■ DOCUMENT TEXT:
☆ ☆ ☆ ☆ ☆
The trickiest bugs are often those that span multiple layers, or involve leaky abstraction boundaries between layers. These bugs are often impossible to understand at a single layer of the abstraction stack, and sometimes require the ability to view a behavior from multiple levels of abstractions at once to fully understand. These bugs practically require finding someone on your team who is comfortable moving between multiple layers of the stack, in order to track down; on the flip side, to the engineers with the habit of so moving around anyways, these bugs often represent an engaging challenge and form the basis of their favorite war stories.

A deeply related habit to trying to learn about the underlying layers of a software stack is the habit of trying to understand software by building detailed mental models of the underlying system. Instead of understanding systems (languages, libraries, APIs, etc) solely as collections of rules and behaviors and edge-cases, I try to build a smaller model of their core primitives, and the rules or principles that generate the larger behaviors of the system.
☆ ☆ ☆ ☆ ☆
■ WHAT IS ASKED:
a) Answer these questions using the text above, one answer per line, marked to match:
(i) Whom do bugs that span multiple layers practically require finding on your team?
(ii) For engineers already in the habit of moving between layers, what do such bugs often form the basis of?
(iii) Apart from behaviors, what two things are named as what systems should not be understood solely as collections of?
b) Extract the passage of the text above that begins at the words "A deeply related" and stops after "of the system.".

■ ENTRIES SUPPLIED:
☆ ☆ ☆ ☆ ☆
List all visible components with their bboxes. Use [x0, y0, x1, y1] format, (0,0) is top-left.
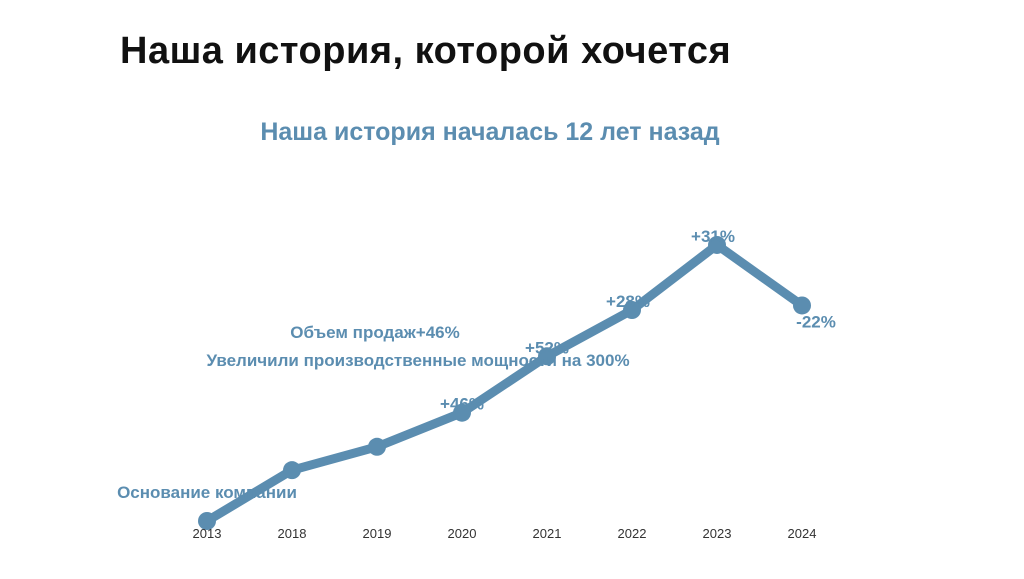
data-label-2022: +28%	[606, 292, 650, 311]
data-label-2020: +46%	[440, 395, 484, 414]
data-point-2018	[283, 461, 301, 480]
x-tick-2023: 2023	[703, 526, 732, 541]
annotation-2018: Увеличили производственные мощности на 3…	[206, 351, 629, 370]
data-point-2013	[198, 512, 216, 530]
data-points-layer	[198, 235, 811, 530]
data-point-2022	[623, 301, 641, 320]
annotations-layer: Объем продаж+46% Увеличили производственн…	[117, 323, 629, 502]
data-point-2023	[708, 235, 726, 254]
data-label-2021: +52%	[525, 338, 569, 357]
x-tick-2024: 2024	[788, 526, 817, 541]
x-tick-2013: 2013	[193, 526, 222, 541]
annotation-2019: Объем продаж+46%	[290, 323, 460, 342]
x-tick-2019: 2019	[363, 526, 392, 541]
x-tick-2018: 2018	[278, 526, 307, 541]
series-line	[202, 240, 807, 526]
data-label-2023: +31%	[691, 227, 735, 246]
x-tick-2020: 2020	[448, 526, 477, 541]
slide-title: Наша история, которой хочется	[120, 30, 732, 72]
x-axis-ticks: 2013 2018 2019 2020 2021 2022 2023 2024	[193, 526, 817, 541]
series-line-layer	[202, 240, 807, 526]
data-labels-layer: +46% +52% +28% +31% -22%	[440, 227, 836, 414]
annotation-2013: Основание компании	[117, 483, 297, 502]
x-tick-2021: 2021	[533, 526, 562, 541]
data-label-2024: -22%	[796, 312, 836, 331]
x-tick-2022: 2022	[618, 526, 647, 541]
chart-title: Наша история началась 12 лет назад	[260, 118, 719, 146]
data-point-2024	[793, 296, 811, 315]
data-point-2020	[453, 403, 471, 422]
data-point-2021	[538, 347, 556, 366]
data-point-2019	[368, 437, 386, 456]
☆ ☆ ☆ ☆ ☆
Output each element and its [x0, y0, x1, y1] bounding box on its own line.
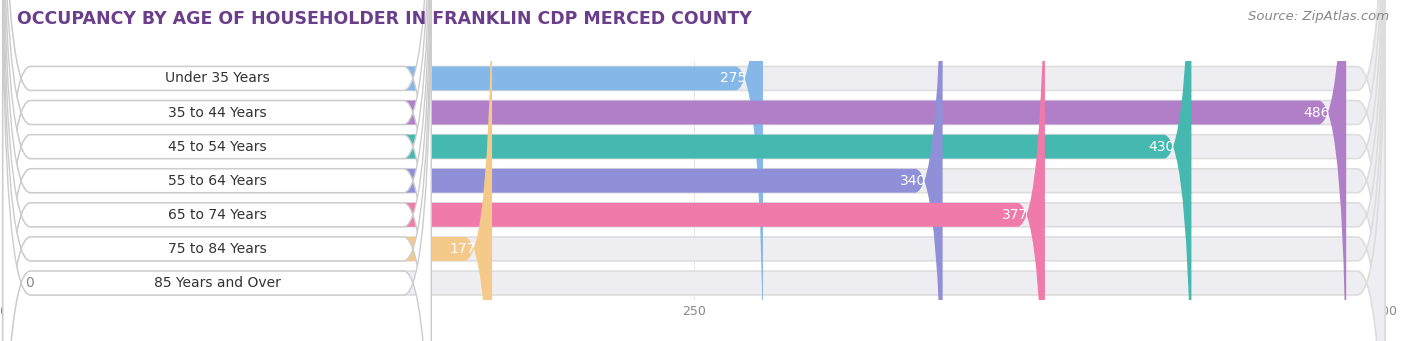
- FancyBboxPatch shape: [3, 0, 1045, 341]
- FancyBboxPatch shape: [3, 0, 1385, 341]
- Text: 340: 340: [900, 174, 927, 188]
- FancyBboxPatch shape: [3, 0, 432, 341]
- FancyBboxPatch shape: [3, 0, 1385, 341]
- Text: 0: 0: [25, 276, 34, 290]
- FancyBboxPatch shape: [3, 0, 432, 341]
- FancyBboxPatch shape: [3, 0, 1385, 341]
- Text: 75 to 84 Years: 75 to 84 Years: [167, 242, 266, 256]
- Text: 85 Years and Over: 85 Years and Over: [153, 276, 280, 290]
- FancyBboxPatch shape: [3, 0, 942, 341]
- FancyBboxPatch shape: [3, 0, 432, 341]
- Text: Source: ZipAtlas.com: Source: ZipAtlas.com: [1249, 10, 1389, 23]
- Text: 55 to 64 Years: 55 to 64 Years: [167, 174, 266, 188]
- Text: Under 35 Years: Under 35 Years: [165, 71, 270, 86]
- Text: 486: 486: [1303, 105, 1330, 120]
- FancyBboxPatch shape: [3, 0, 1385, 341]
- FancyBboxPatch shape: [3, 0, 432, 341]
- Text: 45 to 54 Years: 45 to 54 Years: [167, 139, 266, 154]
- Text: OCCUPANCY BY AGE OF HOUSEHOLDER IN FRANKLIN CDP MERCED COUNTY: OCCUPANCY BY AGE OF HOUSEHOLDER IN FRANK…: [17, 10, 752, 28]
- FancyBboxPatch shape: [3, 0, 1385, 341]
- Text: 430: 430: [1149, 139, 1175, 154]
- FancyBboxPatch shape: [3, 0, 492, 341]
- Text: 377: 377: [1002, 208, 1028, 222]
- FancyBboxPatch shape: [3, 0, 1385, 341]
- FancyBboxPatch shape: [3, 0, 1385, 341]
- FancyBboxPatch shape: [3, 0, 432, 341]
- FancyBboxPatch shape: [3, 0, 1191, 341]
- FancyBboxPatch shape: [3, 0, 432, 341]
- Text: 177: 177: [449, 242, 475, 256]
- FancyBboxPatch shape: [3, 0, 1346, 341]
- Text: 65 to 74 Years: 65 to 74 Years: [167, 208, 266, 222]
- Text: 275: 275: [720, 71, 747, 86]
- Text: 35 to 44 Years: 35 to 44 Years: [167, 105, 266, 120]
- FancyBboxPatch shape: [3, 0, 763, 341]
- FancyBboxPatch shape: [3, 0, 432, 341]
☆ ☆ ☆ ☆ ☆
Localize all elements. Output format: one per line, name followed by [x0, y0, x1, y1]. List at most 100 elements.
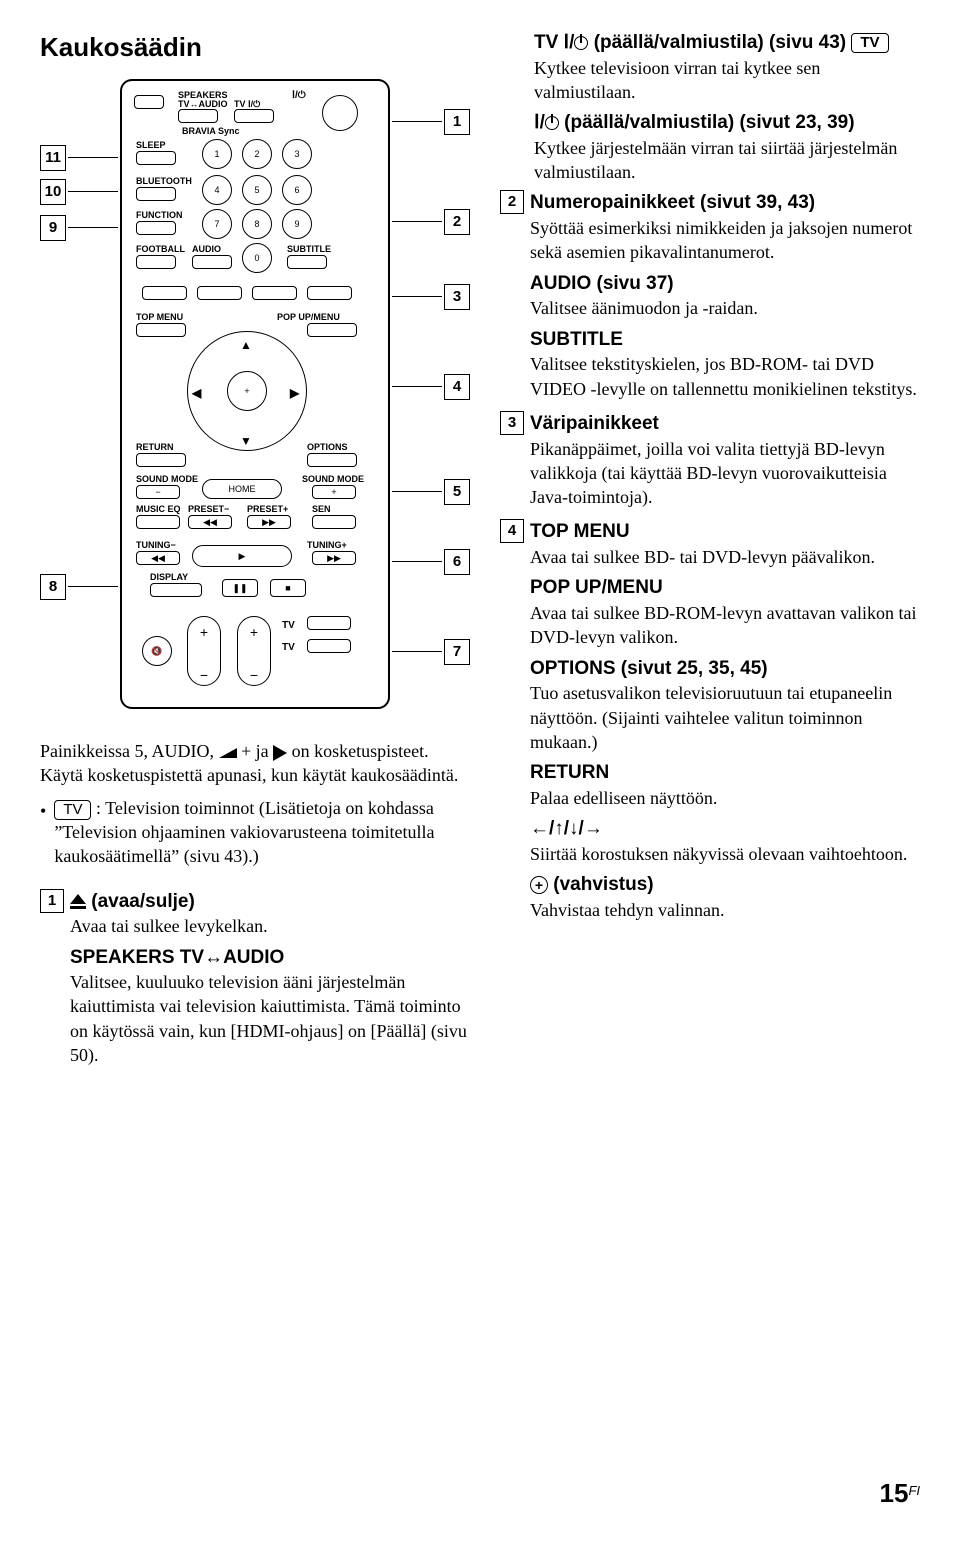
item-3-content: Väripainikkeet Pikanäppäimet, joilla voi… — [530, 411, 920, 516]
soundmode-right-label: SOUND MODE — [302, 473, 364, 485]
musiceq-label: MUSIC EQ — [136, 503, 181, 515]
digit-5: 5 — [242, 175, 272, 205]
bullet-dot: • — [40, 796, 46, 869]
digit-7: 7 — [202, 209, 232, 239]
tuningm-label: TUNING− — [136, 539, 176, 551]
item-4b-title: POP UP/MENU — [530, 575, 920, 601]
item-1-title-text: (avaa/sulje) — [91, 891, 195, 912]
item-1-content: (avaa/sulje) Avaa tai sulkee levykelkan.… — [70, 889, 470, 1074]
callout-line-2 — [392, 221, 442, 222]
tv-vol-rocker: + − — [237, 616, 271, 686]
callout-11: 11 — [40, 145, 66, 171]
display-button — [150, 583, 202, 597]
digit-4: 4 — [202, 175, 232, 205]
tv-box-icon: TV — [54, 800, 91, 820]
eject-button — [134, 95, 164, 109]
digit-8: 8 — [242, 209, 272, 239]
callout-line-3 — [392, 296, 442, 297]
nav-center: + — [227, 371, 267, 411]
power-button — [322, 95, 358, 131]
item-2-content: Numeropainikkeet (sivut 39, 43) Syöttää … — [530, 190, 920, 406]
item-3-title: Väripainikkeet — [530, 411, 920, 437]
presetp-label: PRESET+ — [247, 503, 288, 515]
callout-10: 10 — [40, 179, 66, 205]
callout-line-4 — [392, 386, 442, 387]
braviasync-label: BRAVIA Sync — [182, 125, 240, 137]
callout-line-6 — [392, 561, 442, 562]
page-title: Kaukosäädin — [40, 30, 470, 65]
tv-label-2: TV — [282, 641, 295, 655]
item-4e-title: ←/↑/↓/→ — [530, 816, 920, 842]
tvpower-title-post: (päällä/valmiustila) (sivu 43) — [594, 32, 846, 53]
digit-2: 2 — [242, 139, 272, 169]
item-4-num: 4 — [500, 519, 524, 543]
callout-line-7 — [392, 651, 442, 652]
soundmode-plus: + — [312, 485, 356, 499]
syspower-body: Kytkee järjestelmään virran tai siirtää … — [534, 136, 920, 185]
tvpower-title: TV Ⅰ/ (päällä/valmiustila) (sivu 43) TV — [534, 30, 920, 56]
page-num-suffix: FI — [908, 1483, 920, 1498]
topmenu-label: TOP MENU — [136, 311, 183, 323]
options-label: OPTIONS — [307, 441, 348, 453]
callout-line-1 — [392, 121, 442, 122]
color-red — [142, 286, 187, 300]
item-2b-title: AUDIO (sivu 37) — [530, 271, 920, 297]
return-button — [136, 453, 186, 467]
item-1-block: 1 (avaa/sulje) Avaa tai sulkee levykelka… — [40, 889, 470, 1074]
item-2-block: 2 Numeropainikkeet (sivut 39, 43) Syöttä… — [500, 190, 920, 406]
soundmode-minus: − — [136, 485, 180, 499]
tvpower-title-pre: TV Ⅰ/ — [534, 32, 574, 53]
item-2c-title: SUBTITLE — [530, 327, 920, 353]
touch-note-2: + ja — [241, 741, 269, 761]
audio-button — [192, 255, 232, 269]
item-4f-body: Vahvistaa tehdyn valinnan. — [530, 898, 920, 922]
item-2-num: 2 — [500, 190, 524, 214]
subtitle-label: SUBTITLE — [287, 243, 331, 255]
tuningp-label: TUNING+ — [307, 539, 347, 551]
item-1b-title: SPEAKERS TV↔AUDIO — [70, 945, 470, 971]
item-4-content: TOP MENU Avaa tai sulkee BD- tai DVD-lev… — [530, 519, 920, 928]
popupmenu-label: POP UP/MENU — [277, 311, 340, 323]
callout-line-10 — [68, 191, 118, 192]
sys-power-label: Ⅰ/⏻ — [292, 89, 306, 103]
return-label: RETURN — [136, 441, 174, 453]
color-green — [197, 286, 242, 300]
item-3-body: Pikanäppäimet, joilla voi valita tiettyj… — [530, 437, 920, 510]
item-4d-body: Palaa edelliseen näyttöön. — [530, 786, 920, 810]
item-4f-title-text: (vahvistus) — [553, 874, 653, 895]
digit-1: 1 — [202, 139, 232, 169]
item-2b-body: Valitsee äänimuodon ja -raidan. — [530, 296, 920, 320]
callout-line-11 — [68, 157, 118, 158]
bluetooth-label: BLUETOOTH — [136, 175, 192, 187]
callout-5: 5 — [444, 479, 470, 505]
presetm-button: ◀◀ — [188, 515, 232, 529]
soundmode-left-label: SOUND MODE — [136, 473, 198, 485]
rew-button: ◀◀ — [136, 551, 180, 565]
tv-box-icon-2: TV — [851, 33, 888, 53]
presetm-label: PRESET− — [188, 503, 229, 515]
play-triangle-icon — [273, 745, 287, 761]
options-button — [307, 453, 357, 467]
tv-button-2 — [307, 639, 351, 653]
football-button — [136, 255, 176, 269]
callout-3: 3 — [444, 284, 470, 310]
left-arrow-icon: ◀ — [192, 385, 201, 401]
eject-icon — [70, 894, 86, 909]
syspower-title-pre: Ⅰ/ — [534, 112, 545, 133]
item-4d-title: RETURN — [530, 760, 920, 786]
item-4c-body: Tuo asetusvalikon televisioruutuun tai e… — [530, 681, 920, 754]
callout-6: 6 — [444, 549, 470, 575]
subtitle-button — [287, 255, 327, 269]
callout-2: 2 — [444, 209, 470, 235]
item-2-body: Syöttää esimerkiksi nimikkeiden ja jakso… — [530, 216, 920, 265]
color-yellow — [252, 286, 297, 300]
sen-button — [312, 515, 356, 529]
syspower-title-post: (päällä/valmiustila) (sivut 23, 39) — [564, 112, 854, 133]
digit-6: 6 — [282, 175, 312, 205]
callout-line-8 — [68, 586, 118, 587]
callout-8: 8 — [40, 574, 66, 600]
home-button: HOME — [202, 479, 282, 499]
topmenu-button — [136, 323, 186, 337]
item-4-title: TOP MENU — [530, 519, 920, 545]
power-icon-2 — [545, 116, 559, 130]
☆ ☆ ☆ ☆ ☆
■ RESULTS FOR EACH TASK:
a)
(i) Someone who is comfortable moving between multiple layers of the stack.
(ii) Their favorite war stories.
(iii) Rules and edge-cases.

b)
A deeply related habit to trying to learn about the underlying layers of a software stack is the habit of trying to understand software by building detailed mental models of the underlying system. Instead of understanding systems (languages, libraries, APIs, etc) solely as collections of rules and behaviors and edge-cases, I try to build a smaller model of their core primitives, and the rules or principles that generate the larger behaviors of the system.